Collection entries
══════════════════════════════

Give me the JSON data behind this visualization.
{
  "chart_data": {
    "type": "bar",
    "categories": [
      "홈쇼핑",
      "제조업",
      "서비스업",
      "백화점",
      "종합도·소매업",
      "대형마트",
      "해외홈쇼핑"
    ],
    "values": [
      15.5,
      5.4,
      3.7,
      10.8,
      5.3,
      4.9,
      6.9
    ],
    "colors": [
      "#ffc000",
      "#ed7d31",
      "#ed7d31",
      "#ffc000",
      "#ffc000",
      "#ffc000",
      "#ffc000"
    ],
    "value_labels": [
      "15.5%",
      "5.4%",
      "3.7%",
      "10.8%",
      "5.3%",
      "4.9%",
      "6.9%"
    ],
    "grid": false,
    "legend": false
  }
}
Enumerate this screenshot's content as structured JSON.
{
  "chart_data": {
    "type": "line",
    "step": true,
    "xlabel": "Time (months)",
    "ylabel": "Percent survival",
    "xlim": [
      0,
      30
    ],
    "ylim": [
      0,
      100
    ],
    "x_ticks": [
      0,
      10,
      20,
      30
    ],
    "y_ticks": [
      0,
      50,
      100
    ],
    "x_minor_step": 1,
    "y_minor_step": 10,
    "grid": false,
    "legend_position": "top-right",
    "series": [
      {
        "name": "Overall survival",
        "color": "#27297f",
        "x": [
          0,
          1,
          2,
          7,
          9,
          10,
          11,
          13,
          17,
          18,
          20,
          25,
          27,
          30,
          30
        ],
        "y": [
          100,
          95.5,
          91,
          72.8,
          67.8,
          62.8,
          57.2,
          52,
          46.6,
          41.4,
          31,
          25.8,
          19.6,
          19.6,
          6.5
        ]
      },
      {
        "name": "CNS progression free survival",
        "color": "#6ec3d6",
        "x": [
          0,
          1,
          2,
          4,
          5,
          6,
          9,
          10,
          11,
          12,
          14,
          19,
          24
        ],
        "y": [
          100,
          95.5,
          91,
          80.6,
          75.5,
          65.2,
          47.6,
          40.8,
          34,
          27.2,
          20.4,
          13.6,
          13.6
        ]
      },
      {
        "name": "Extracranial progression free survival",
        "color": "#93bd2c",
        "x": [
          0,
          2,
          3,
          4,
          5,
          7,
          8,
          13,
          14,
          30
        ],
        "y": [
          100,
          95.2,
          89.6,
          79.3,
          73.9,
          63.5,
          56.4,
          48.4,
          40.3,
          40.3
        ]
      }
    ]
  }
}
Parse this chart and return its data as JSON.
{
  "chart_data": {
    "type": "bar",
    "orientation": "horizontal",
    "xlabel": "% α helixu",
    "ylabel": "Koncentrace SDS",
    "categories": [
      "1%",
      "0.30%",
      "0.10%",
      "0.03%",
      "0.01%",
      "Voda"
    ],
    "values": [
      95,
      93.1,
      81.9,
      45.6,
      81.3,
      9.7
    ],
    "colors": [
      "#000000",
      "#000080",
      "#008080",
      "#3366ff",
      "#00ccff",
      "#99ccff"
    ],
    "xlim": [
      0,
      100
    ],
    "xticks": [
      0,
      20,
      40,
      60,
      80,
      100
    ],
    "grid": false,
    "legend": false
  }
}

══════════════════════════════

**Task description**
Report the number of lines in the entries above that include the string "progression". Give nothing but the number.

**Reply to the task**
2